Task details
From the listing that follows, extract every line and set it down unaltered.

Entries provided
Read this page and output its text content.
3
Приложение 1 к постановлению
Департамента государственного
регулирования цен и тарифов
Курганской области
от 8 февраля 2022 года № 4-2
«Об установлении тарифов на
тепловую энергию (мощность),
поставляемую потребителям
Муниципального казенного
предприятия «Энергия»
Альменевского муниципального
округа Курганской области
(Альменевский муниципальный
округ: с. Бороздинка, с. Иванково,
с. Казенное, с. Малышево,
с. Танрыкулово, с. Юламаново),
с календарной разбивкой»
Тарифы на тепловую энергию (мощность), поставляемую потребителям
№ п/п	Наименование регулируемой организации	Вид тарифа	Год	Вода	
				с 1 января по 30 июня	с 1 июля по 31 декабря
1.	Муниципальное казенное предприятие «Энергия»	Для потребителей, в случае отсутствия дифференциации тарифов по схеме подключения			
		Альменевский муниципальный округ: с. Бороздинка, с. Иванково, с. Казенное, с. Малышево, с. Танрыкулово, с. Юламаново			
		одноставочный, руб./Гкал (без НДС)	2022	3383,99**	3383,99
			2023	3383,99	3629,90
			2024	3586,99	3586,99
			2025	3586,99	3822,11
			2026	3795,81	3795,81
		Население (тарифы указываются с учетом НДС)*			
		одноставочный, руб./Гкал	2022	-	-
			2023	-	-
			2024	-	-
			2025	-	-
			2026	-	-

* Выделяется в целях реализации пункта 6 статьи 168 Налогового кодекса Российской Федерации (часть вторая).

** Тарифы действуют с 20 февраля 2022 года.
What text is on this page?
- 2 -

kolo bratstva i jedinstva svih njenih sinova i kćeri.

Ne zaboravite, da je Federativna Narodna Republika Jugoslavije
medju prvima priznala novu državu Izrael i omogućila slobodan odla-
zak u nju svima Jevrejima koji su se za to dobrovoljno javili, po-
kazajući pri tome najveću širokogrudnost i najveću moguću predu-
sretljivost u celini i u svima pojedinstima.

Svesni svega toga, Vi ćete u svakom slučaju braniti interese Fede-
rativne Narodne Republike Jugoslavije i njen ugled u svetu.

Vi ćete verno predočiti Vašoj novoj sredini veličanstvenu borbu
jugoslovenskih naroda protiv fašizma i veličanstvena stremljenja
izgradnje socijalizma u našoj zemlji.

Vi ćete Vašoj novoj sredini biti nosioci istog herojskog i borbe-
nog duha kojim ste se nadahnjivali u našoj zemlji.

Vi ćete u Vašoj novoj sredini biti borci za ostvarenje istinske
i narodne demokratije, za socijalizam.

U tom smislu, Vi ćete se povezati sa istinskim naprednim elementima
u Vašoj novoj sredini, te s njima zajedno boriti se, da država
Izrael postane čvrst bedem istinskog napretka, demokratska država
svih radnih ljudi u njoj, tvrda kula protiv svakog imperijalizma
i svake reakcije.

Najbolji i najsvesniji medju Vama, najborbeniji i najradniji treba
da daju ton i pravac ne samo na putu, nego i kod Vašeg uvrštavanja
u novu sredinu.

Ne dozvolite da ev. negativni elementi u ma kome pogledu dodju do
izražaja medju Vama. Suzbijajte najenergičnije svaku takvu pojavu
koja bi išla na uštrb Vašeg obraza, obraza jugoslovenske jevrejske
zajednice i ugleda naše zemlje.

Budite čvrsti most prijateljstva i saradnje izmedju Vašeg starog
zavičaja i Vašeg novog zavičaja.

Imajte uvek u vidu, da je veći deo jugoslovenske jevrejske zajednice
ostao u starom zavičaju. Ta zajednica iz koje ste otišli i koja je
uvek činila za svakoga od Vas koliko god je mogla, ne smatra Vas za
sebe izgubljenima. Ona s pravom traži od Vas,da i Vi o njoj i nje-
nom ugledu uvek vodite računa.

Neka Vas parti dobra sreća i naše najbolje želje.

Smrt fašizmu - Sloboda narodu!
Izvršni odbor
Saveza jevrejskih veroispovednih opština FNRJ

Problem solution
Read this page and output its text content.
3
Приложение 1 к постановлению
Департамента государственного
регулирования цен и тарифов
Курганской области
от 8 февраля 2022 года № 4-2
«Об установлении тарифов на
тепловую энергию (мощность),
поставляемую потребителям
Муниципального казенного
предприятия «Энергия»
Альменевского муниципального
округа Курганской области
(Альменевский муниципальный
округ: с. Бороздинка, с. Иванково,
с. Казенное, с. Малышево,
с. Танрыкулово, с. Юламаново),
с календарной разбивкой»
Тарифы на тепловую энергию (мощность), поставляемую потребителям
№ п/п	Наименование регулируемой организации	Вид тарифа	Год	Вода	
				с 1 января по 30 июня	с 1 июля по 31 декабря
1.	Муниципальное казенное предприятие «Энергия»	Для потребителей, в случае отсутствия дифференциации тарифов по схеме подключения			
		Альменевский муниципальный округ: с. Бороздинка, с. Иванково, с. Казенное, с. Малышево, с. Танрыкулово, с. Юламаново			
		одноставочный, руб./Гкал (без НДС)	2022	3383,99**	3383,99
			2023	3383,99	3629,90
			2024	3586,99	3586,99
			2025	3586,99	3822,11
			2026	3795,81	3795,81
		Население (тарифы указываются с учетом НДС)*			
		одноставочный, руб./Гкал	2022	-	-
			2023	-	-
			2024	-	-
			2025	-	-
			2026	-	-

* Выделяется в целях реализации пункта 6 статьи 168 Налогового кодекса Российской Федерации (часть вторая).

** Тарифы действуют с 20 февраля 2022 года.
What text is on this page?
- 2 -

kolo bratstva i jedinstva svih njenih sinova i kćeri.

Ne zaboravite, da je Federativna Narodna Republika Jugoslavije
medju prvima priznala novu državu Izrael i omogućila slobodan odla-
zak u nju svima Jevrejima koji su se za to dobrovoljno javili, po-
kazajući pri tome najveću širokogrudnost i najveću moguću predu-
sretljivost u celini i u svima pojedinstima.

Svesni svega toga, Vi ćete u svakom slučaju braniti interese Fede-
rativne Narodne Republike Jugoslavije i njen ugled u svetu.

Vi ćete verno predočiti Vašoj novoj sredini veličanstvenu borbu
jugoslovenskih naroda protiv fašizma i veličanstvena stremljenja
izgradnje socijalizma u našoj zemlji.

Vi ćete Vašoj novoj sredini biti nosioci istog herojskog i borbe-
nog duha kojim ste se nadahnjivali u našoj zemlji.

Vi ćete u Vašoj novoj sredini biti borci za ostvarenje istinske
i narodne demokratije, za socijalizam.

U tom smislu, Vi ćete se povezati sa istinskim naprednim elementima
u Vašoj novoj sredini, te s njima zajedno boriti se, da država
Izrael postane čvrst bedem istinskog napretka, demokratska država
svih radnih ljudi u njoj, tvrda kula protiv svakog imperijalizma
i svake reakcije.

Najbolji i najsvesniji medju Vama, najborbeniji i najradniji treba
da daju ton i pravac ne samo na putu, nego i kod Vašeg uvrštavanja
u novu sredinu.

Ne dozvolite da ev. negativni elementi u ma kome pogledu dodju do
izražaja medju Vama. Suzbijajte najenergičnije svaku takvu pojavu
koja bi išla na uštrb Vašeg obraza, obraza jugoslovenske jevrejske
zajednice i ugleda naše zemlje.

Budite čvrsti most prijateljstva i saradnje izmedju Vašeg starog
zavičaja i Vašeg novog zavičaja.

Imajte uvek u vidu, da je veći deo jugoslovenske jevrejske zajednice
ostao u starom zavičaju. Ta zajednica iz koje ste otišli i koja je
uvek činila za svakoga od Vas koliko god je mogla, ne smatra Vas za
sebe izgubljenima. Ona s pravom traži od Vas,da i Vi o njoj i nje-
nom ugledu uvek vodite računa.

Neka Vas parti dobra sreća i naše najbolje želje.

Smrt fašizmu - Sloboda narodu!
Izvršni odbor
Saveza jevrejskih veroispovednih opština FNRJ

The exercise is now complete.